> [WHAT IS BEING ASKED]
Return the listing lines starting with the line that contains "List UI elements" and going on through the line that contains "toolbar-button-1[interactable]: 叠加 —", copied exactly and with the pictures left out.

> [PROVIDED RECORDS]
************

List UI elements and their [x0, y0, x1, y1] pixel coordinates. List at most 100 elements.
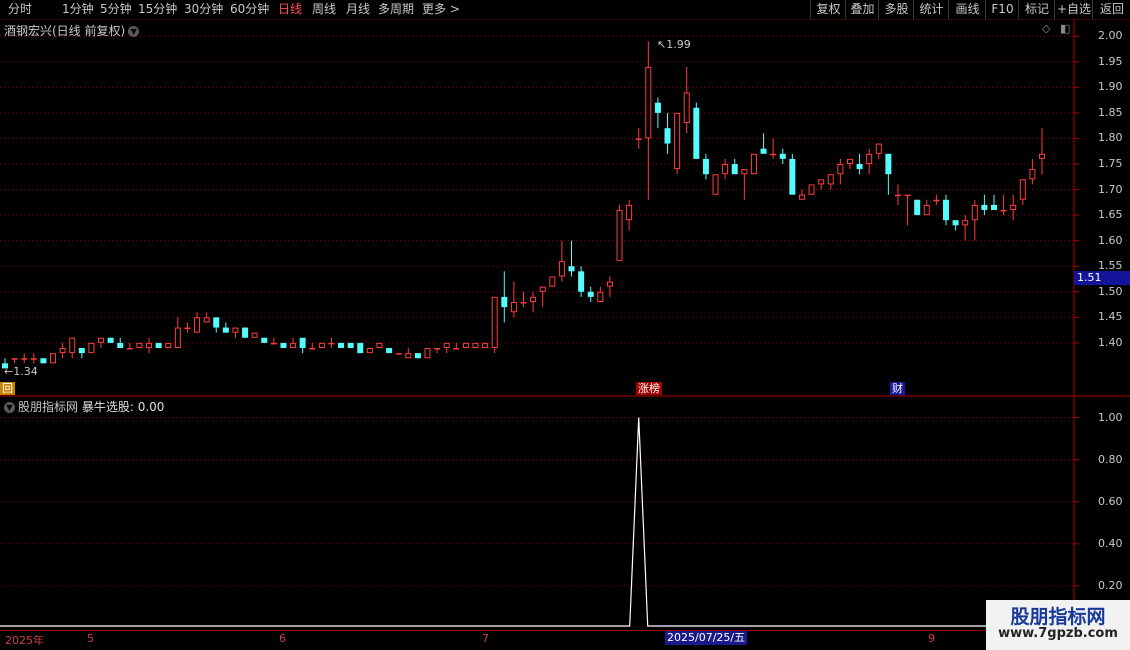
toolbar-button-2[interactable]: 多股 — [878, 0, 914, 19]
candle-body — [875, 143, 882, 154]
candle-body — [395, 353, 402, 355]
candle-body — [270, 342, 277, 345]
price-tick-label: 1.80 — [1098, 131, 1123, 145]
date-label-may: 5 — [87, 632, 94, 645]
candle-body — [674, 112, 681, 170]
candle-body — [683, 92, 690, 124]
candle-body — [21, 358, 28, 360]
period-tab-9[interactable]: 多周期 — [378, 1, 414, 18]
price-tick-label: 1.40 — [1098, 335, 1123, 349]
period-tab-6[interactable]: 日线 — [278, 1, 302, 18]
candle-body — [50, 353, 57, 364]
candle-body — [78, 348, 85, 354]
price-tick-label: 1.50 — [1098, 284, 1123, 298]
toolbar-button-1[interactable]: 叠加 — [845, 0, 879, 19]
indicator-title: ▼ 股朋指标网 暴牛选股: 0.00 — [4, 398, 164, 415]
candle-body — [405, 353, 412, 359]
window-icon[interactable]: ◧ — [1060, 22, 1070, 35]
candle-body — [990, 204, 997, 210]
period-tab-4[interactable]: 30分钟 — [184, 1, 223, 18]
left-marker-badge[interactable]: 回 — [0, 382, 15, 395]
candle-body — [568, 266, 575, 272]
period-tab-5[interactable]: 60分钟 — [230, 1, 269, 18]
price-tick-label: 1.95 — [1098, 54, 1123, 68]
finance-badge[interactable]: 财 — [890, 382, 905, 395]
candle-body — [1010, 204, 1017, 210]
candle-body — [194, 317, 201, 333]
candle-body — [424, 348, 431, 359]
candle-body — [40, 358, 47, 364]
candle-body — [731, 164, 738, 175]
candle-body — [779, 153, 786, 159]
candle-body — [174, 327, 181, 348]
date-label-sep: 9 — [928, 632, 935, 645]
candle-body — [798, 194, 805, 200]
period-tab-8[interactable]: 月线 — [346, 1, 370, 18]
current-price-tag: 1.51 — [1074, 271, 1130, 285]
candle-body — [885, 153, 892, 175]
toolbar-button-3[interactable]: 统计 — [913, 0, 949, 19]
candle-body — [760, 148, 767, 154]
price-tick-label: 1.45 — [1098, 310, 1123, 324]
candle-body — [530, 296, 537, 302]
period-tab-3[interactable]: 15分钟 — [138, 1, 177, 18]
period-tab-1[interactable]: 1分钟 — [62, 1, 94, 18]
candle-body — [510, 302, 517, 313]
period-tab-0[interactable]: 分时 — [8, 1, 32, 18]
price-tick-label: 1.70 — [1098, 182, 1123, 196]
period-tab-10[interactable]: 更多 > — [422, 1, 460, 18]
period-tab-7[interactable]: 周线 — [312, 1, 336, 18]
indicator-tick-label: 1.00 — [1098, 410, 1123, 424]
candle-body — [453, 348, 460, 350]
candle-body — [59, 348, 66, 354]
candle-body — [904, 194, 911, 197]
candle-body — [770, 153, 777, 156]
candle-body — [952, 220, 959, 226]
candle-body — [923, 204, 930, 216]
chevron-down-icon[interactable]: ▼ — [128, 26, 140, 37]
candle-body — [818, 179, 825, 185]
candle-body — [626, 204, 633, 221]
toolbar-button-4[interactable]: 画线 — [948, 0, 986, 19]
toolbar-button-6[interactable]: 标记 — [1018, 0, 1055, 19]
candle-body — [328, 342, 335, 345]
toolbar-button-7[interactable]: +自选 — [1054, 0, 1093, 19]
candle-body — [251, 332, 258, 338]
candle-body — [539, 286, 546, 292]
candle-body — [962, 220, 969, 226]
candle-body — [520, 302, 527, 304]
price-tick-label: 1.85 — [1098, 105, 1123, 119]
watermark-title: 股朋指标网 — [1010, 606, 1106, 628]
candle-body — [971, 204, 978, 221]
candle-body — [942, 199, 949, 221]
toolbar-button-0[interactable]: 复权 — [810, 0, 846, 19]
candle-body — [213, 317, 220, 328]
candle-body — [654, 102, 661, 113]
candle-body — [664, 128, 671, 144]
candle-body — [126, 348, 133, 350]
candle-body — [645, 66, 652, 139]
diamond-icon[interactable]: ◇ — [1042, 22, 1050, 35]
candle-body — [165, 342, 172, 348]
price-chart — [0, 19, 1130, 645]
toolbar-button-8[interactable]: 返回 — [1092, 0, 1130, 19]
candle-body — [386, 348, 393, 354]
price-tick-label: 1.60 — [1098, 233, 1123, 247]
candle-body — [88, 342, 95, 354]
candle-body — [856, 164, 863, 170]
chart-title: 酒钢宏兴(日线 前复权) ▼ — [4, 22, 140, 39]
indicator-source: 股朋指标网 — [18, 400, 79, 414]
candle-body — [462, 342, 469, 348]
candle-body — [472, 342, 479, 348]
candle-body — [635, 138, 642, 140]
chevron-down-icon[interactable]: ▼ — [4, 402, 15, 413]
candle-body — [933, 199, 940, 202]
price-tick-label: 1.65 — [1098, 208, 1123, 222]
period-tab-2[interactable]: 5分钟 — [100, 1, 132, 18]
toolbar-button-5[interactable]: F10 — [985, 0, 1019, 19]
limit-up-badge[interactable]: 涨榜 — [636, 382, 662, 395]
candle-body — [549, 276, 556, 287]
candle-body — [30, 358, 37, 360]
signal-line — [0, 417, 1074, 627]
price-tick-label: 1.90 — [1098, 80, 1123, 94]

************

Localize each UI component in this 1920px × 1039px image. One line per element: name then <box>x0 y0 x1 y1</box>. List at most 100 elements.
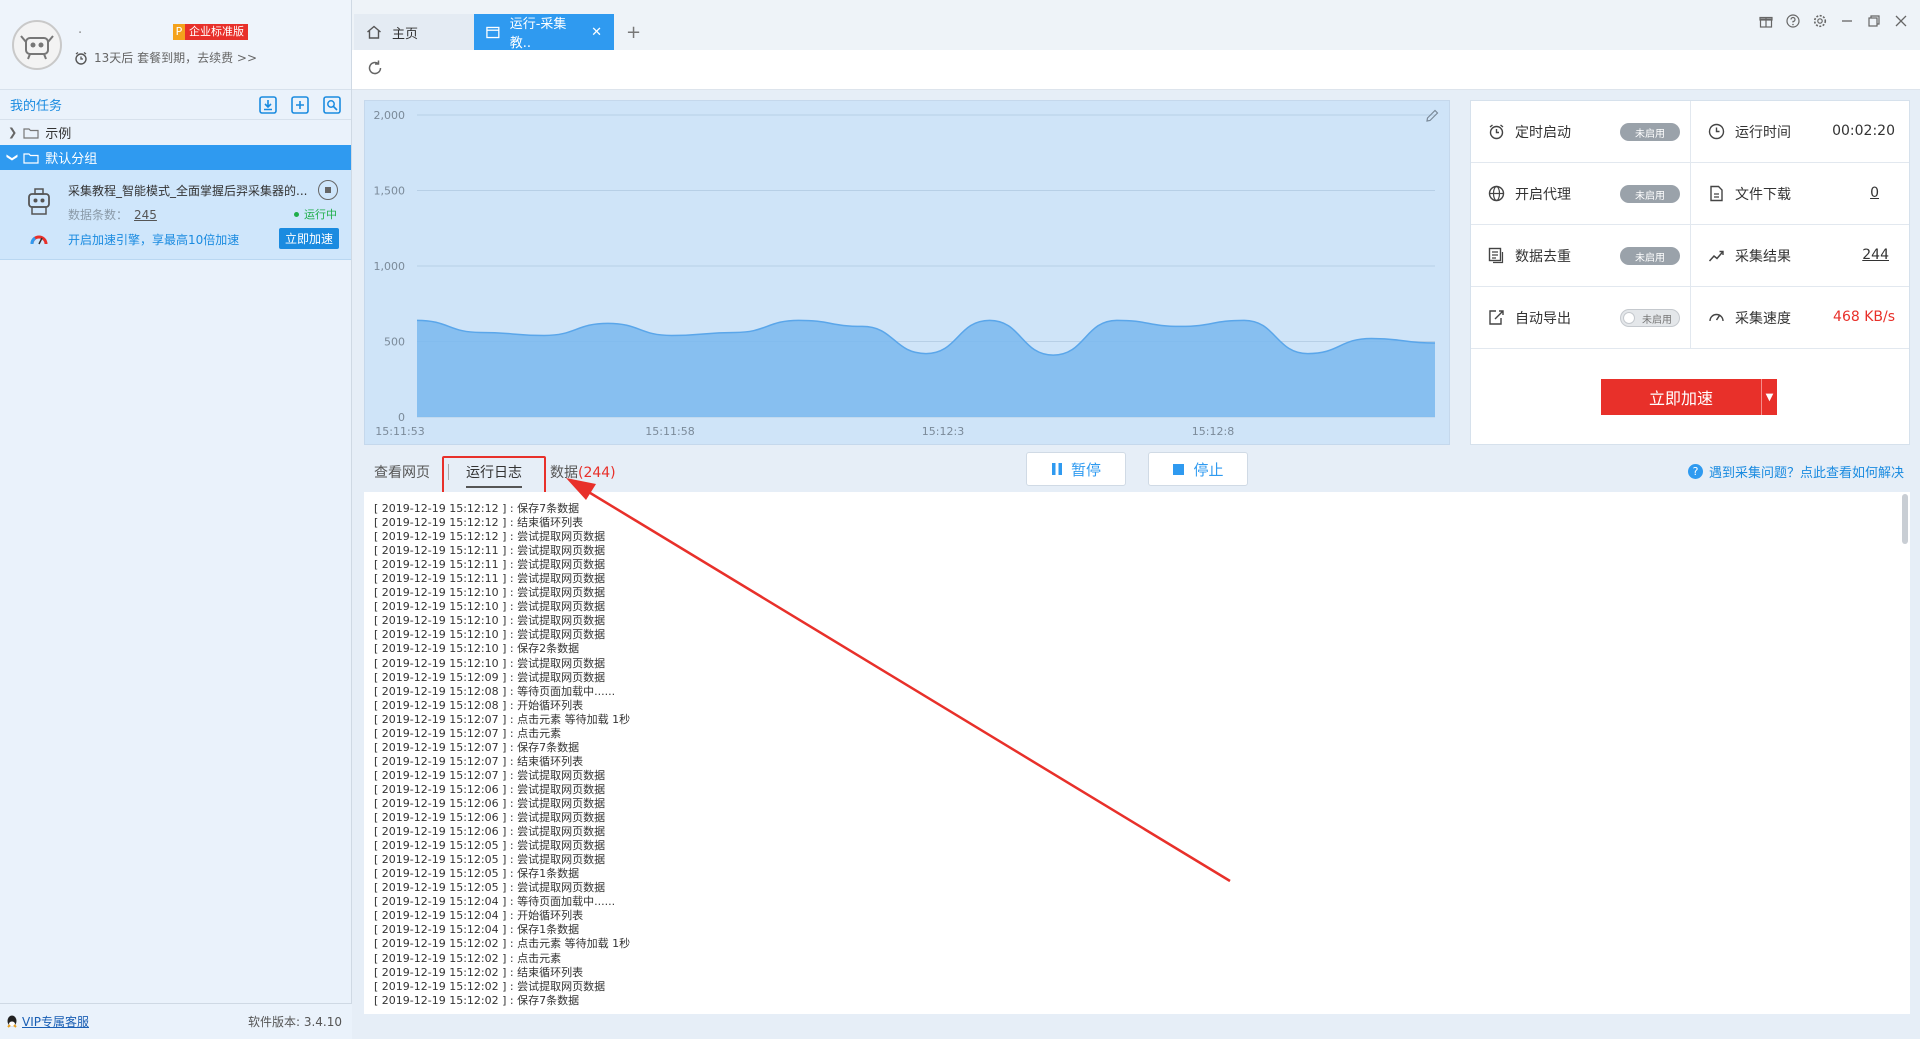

************

> [SOLVED PROBLEM]
List UI elements and their [x0, y0, x1, y1] pixel coordinates. List at most 100 elements.
toolbar-button-2[interactable]: 多股 — [878, 0, 914, 19]
candle-body — [875, 143, 882, 154]
candle-body — [395, 353, 402, 355]
candle-body — [270, 342, 277, 345]
price-tick-label: 1.80 — [1098, 131, 1123, 145]
date-label-may: 5 — [87, 632, 94, 645]
candle-body — [674, 112, 681, 170]
candle-body — [683, 92, 690, 124]
candle-body — [21, 358, 28, 360]
period-tab-9[interactable]: 多周期 — [378, 1, 414, 18]
price-tick-label: 1.40 — [1098, 335, 1123, 349]
period-tab-6[interactable]: 日线 — [278, 1, 302, 18]
candle-body — [50, 353, 57, 364]
candle-body — [78, 348, 85, 354]
price-tick-label: 1.50 — [1098, 284, 1123, 298]
toolbar-button-1[interactable]: 叠加 — [845, 0, 879, 19]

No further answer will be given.